** BEGIN EXCERPTED DATA **

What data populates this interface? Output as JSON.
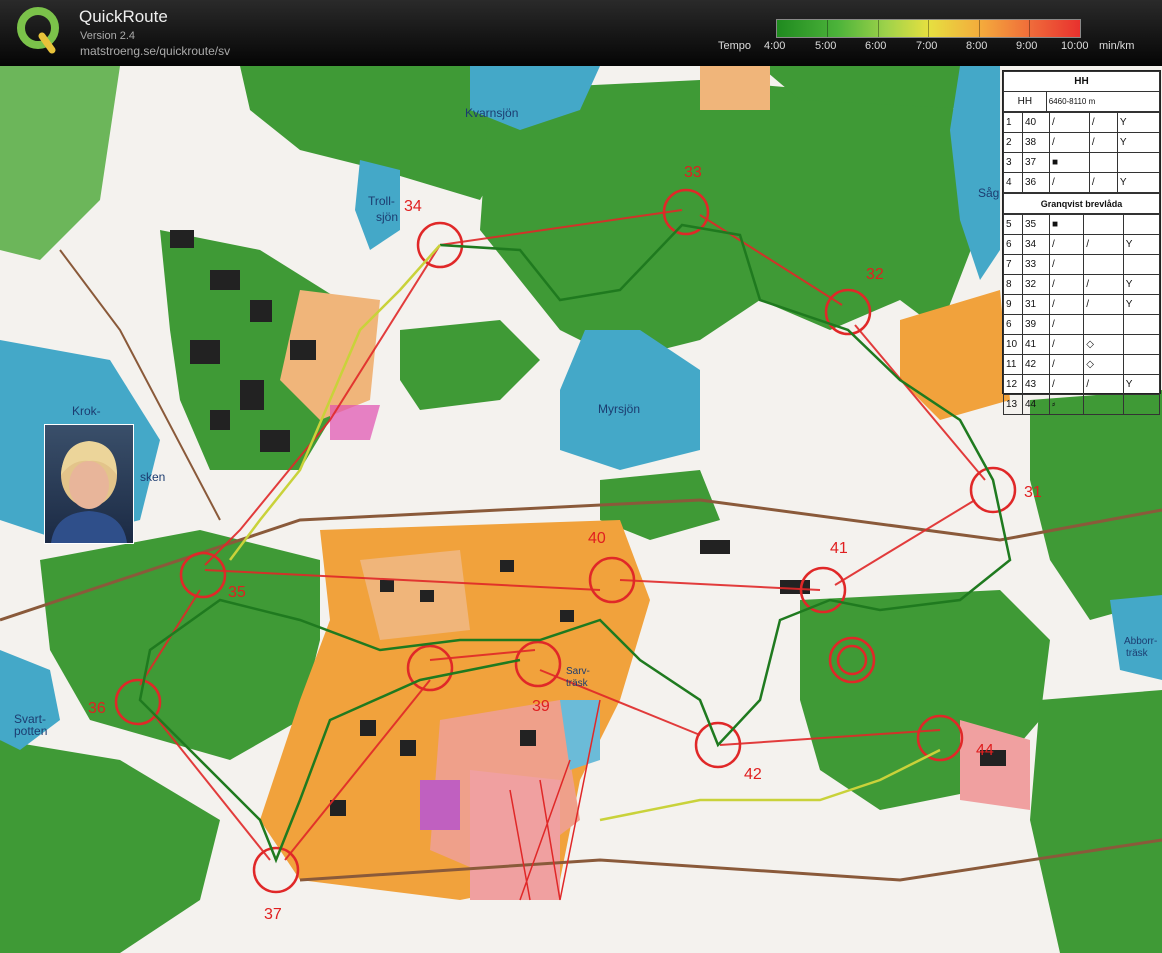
{
  "app": {
    "name": "QuickRoute",
    "version": "Version 2.4",
    "url": "matstroeng.se/quickroute/sv"
  },
  "tempo": {
    "label": "Tempo",
    "ticks": [
      "4:00",
      "5:00",
      "6:00",
      "7:00",
      "8:00",
      "9:00",
      "10:00"
    ],
    "unit": "min/km",
    "colors": [
      "#1f8a1f",
      "#4cb33a",
      "#9ed24a",
      "#e6e040",
      "#f4a83c",
      "#ef6a3a",
      "#e8312e"
    ]
  },
  "map": {
    "place_names": [
      "Kvarnsjön",
      "Troll-",
      "sjön",
      "Myrsjön",
      "Såg",
      "Krok-",
      "sken",
      "Svart-",
      "potten",
      "Abborr-",
      "träsk",
      "Sarv-",
      "träsk"
    ],
    "controls": [
      "34",
      "33",
      "32",
      "31",
      "41",
      "40",
      "35",
      "39",
      "36",
      "37",
      "42",
      "44"
    ]
  },
  "legend": {
    "class_title": "HH",
    "course": "HH",
    "distance": "6460-8110 m",
    "section_title": "Granqvist brevlåda",
    "rows": [
      {
        "n": "1",
        "code": "40",
        "symbols": [
          "/",
          "/",
          "Y"
        ]
      },
      {
        "n": "2",
        "code": "38",
        "symbols": [
          "/",
          "/",
          "Y"
        ]
      },
      {
        "n": "3",
        "code": "37",
        "symbols": [
          "■",
          "",
          ""
        ]
      },
      {
        "n": "4",
        "code": "36",
        "symbols": [
          "/",
          "/",
          "Y"
        ]
      },
      {
        "n": "5",
        "code": "35",
        "symbols": [
          "■",
          "",
          ""
        ]
      },
      {
        "n": "6",
        "code": "34",
        "symbols": [
          "/",
          "/",
          "Y"
        ]
      },
      {
        "n": "7",
        "code": "33",
        "symbols": [
          "/",
          "",
          ""
        ]
      },
      {
        "n": "8",
        "code": "32",
        "symbols": [
          "/",
          "/",
          "Y"
        ]
      },
      {
        "n": "9",
        "code": "31",
        "symbols": [
          "/",
          "/",
          "Y"
        ]
      },
      {
        "n": "6",
        "code": "39",
        "symbols": [
          "/",
          "",
          ""
        ]
      },
      {
        "n": "10",
        "code": "41",
        "symbols": [
          "/",
          "◇",
          ""
        ]
      },
      {
        "n": "11",
        "code": "42",
        "symbols": [
          "/",
          "◇",
          ""
        ]
      },
      {
        "n": "12",
        "code": "43",
        "symbols": [
          "/",
          "/",
          "Y"
        ]
      },
      {
        "n": "13",
        "code": "44",
        "symbols": [
          "⸗",
          "",
          ""
        ]
      }
    ]
  }
}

** END EXCERPTED DATA **

**EXERCISE**.
Give the data above again in full and unchanged, skipping the pictures.

**RESPONSE FOR THIS EXERCISE**.
What data populates this interface? Output as JSON.
{
  "app": {
    "name": "QuickRoute",
    "version": "Version 2.4",
    "url": "matstroeng.se/quickroute/sv"
  },
  "tempo": {
    "label": "Tempo",
    "ticks": [
      "4:00",
      "5:00",
      "6:00",
      "7:00",
      "8:00",
      "9:00",
      "10:00"
    ],
    "unit": "min/km",
    "colors": [
      "#1f8a1f",
      "#4cb33a",
      "#9ed24a",
      "#e6e040",
      "#f4a83c",
      "#ef6a3a",
      "#e8312e"
    ]
  },
  "map": {
    "place_names": [
      "Kvarnsjön",
      "Troll-",
      "sjön",
      "Myrsjön",
      "Såg",
      "Krok-",
      "sken",
      "Svart-",
      "potten",
      "Abborr-",
      "träsk",
      "Sarv-",
      "träsk"
    ],
    "controls": [
      "34",
      "33",
      "32",
      "31",
      "41",
      "40",
      "35",
      "39",
      "36",
      "37",
      "42",
      "44"
    ]
  },
  "legend": {
    "class_title": "HH",
    "course": "HH",
    "distance": "6460-8110 m",
    "section_title": "Granqvist brevlåda",
    "rows": [
      {
        "n": "1",
        "code": "40",
        "symbols": [
          "/",
          "/",
          "Y"
        ]
      },
      {
        "n": "2",
        "code": "38",
        "symbols": [
          "/",
          "/",
          "Y"
        ]
      },
      {
        "n": "3",
        "code": "37",
        "symbols": [
          "■",
          "",
          ""
        ]
      },
      {
        "n": "4",
        "code": "36",
        "symbols": [
          "/",
          "/",
          "Y"
        ]
      },
      {
        "n": "5",
        "code": "35",
        "symbols": [
          "■",
          "",
          ""
        ]
      },
      {
        "n": "6",
        "code": "34",
        "symbols": [
          "/",
          "/",
          "Y"
        ]
      },
      {
        "n": "7",
        "code": "33",
        "symbols": [
          "/",
          "",
          ""
        ]
      },
      {
        "n": "8",
        "code": "32",
        "symbols": [
          "/",
          "/",
          "Y"
        ]
      },
      {
        "n": "9",
        "code": "31",
        "symbols": [
          "/",
          "/",
          "Y"
        ]
      },
      {
        "n": "6",
        "code": "39",
        "symbols": [
          "/",
          "",
          ""
        ]
      },
      {
        "n": "10",
        "code": "41",
        "symbols": [
          "/",
          "◇",
          ""
        ]
      },
      {
        "n": "11",
        "code": "42",
        "symbols": [
          "/",
          "◇",
          ""
        ]
      },
      {
        "n": "12",
        "code": "43",
        "symbols": [
          "/",
          "/",
          "Y"
        ]
      },
      {
        "n": "13",
        "code": "44",
        "symbols": [
          "⸗",
          "",
          ""
        ]
      }
    ]
  }
}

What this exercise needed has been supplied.